Dataset entries on figures
>> START

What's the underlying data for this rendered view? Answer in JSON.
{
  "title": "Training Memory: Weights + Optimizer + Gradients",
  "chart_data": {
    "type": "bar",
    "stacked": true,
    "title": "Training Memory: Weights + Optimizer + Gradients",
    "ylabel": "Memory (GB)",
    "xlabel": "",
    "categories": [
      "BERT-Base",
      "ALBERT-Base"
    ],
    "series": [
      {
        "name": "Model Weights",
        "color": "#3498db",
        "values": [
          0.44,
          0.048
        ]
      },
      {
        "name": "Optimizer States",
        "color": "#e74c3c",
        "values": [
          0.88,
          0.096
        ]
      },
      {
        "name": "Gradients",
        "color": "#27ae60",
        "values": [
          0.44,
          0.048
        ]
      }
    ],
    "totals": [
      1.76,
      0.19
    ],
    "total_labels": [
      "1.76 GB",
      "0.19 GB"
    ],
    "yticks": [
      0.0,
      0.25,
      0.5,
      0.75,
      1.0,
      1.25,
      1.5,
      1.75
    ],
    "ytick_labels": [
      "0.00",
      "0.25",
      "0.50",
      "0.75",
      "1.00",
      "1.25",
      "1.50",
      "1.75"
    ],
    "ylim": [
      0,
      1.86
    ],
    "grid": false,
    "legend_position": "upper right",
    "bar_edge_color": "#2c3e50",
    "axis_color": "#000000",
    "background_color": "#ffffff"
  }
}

>> END
>> START

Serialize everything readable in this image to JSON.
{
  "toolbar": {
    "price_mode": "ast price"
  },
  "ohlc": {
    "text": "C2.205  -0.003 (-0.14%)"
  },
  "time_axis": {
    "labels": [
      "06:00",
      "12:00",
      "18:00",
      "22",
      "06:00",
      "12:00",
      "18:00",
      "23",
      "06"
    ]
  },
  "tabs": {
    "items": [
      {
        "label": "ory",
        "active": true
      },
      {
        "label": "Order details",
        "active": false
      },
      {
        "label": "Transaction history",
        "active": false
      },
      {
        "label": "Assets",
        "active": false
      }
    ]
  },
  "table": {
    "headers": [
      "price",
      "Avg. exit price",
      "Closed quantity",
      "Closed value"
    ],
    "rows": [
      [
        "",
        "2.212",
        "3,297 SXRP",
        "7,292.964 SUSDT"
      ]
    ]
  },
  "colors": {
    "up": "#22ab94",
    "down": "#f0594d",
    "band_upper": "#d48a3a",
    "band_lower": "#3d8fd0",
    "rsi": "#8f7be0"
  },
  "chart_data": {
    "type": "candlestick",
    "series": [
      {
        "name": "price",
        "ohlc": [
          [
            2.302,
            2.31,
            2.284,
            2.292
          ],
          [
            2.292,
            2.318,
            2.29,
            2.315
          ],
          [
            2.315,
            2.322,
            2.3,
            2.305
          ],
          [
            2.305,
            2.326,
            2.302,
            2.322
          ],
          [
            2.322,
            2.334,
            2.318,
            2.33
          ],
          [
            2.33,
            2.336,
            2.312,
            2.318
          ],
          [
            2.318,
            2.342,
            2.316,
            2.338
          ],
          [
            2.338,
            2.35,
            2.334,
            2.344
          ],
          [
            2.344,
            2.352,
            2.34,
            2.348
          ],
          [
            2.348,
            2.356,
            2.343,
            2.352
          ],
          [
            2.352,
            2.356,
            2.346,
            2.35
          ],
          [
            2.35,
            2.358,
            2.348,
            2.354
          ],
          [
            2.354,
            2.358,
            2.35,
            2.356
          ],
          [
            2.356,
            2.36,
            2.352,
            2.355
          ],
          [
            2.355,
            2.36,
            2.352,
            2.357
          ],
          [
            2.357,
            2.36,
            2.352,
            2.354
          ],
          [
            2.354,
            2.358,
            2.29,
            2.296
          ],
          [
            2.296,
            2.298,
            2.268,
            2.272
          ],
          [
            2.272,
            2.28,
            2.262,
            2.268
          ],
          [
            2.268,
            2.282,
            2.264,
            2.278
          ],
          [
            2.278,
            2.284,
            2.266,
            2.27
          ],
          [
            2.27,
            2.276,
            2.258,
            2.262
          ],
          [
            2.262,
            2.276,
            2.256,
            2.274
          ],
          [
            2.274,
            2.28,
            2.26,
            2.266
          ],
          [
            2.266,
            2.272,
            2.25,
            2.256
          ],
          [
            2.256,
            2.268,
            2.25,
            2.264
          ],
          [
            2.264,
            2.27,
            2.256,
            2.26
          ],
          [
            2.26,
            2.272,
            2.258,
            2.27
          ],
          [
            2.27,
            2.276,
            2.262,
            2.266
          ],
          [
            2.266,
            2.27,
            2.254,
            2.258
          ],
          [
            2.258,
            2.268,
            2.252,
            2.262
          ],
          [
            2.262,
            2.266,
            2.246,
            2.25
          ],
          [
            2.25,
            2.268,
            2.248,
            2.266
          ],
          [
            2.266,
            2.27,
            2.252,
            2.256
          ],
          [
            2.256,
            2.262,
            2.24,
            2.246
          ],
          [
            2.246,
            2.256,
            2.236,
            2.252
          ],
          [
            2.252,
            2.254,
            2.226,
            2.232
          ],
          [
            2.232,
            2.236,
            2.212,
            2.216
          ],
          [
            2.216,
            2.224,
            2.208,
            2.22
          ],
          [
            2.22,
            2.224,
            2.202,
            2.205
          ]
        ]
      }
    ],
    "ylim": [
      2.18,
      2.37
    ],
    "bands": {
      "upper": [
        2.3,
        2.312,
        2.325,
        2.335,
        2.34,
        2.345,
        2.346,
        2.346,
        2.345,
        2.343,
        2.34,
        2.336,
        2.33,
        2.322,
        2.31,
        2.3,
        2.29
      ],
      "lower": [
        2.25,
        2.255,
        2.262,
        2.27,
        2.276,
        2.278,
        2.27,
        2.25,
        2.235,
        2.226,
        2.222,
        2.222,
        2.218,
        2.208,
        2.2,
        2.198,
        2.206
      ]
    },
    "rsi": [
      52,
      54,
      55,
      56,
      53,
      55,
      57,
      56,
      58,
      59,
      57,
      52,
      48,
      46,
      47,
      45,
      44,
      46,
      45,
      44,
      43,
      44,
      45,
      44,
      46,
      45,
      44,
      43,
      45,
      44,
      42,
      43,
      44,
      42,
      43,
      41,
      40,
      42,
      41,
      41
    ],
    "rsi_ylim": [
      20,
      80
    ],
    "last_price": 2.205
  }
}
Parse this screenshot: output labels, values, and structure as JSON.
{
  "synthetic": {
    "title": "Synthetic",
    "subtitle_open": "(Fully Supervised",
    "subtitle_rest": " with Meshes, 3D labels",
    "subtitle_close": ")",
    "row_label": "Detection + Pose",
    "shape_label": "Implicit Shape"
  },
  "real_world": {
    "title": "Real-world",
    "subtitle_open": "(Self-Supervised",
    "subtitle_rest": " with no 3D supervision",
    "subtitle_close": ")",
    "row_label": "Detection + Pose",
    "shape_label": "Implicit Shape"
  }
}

>> END
>> START

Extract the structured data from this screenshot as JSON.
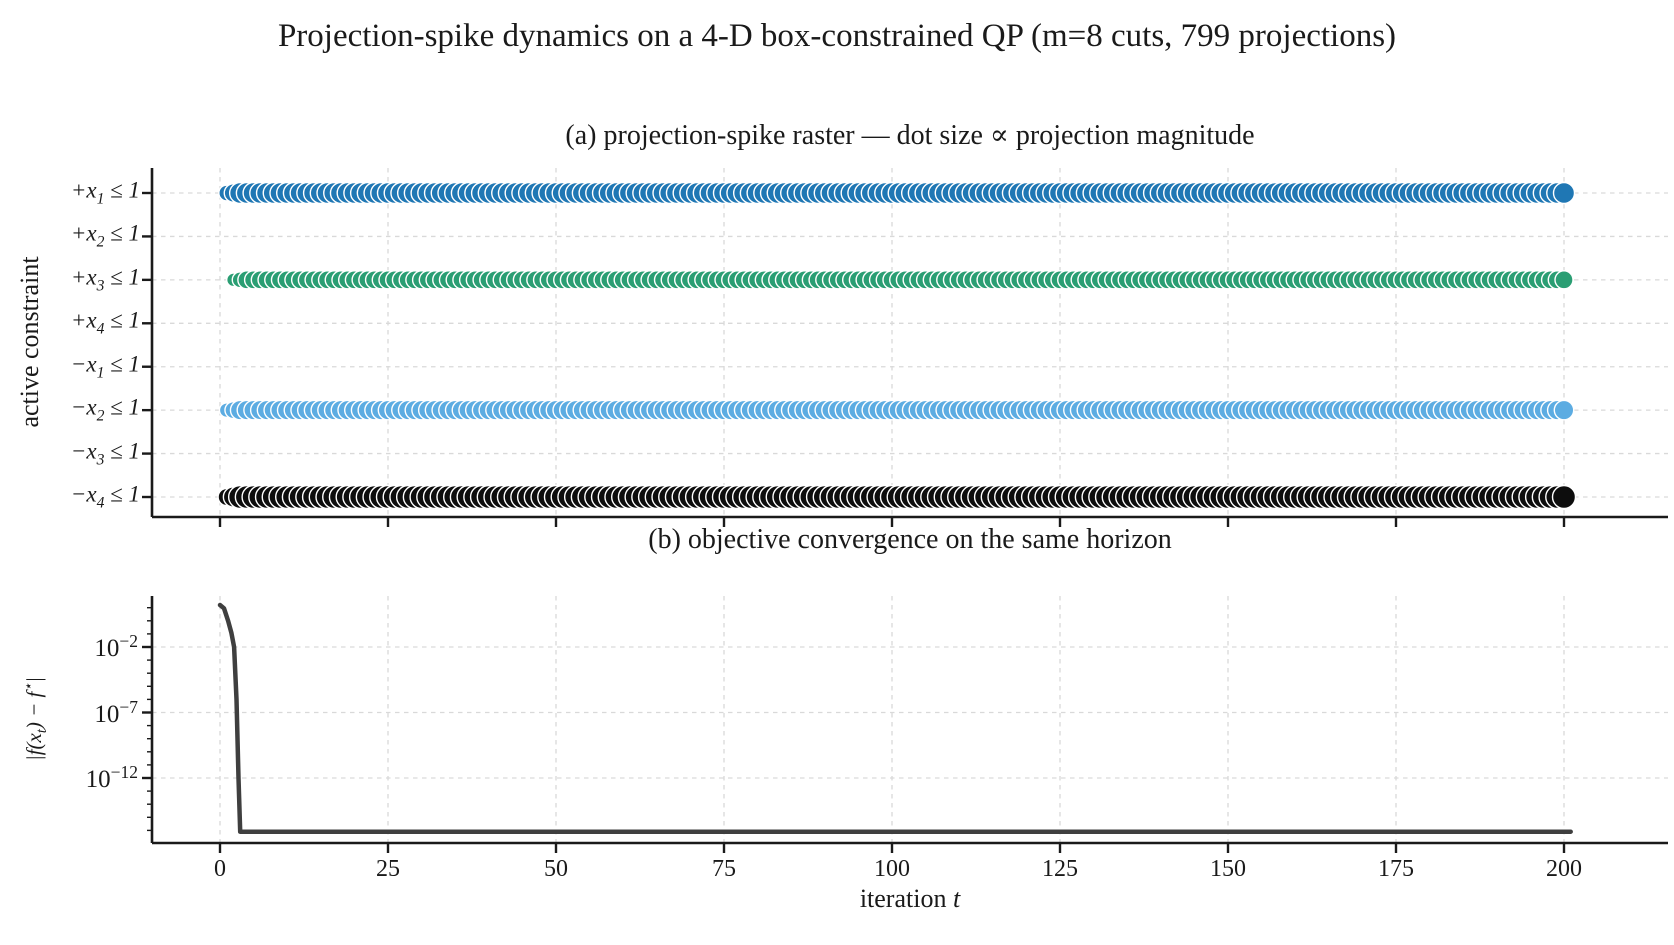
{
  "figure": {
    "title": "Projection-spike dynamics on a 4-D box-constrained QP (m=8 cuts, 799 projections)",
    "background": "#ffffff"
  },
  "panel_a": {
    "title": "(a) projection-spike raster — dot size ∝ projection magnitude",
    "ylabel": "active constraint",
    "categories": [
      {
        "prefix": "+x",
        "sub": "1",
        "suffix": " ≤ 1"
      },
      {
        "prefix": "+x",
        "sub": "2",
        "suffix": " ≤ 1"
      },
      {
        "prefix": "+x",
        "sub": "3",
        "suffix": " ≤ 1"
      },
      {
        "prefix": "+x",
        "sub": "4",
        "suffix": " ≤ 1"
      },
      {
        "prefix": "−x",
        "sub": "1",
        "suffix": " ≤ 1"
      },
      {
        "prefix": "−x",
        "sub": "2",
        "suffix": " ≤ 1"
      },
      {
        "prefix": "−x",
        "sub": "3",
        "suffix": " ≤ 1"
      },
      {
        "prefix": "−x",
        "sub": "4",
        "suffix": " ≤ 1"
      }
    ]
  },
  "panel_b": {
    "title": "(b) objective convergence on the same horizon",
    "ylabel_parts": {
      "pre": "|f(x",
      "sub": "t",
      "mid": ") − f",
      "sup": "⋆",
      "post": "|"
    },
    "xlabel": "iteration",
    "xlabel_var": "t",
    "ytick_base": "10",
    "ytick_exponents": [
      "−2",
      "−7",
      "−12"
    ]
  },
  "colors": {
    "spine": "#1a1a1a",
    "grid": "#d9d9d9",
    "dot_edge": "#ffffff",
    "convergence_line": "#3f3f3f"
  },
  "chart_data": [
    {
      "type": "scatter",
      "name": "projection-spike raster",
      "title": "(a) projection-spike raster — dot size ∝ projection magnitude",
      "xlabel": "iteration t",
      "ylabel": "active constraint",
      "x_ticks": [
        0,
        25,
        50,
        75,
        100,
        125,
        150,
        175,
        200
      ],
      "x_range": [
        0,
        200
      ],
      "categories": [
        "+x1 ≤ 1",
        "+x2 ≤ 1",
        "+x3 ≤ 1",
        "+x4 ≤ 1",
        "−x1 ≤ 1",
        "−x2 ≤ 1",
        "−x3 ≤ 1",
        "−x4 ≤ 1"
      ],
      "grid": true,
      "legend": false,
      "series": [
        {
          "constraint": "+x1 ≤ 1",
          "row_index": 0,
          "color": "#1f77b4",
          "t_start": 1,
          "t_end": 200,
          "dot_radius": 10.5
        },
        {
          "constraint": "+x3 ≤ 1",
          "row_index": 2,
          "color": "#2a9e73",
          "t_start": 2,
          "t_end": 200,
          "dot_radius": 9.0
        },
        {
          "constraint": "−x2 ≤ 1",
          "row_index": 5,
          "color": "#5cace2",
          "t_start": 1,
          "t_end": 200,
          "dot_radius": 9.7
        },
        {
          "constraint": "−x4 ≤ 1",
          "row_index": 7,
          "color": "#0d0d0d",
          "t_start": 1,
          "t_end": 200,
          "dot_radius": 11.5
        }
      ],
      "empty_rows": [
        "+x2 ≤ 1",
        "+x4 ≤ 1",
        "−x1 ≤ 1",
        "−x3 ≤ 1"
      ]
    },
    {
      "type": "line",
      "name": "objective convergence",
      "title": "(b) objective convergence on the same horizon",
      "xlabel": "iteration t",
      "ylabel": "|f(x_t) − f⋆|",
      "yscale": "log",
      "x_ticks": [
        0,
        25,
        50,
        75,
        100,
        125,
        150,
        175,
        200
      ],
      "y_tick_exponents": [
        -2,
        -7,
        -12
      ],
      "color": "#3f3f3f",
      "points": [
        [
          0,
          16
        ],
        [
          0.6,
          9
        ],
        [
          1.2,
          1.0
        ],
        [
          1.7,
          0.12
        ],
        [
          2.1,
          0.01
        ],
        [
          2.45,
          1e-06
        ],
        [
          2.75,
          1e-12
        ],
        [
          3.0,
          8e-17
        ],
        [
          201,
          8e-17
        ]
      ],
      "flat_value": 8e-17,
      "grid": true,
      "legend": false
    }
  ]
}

>> END

• _Task prompt_: Pull out all lines from the entries above that include the word "same".

• _The result_:
    "title": "(b) objective convergence on the same horizon",
      "title": "(b) objective convergence on the same horizon",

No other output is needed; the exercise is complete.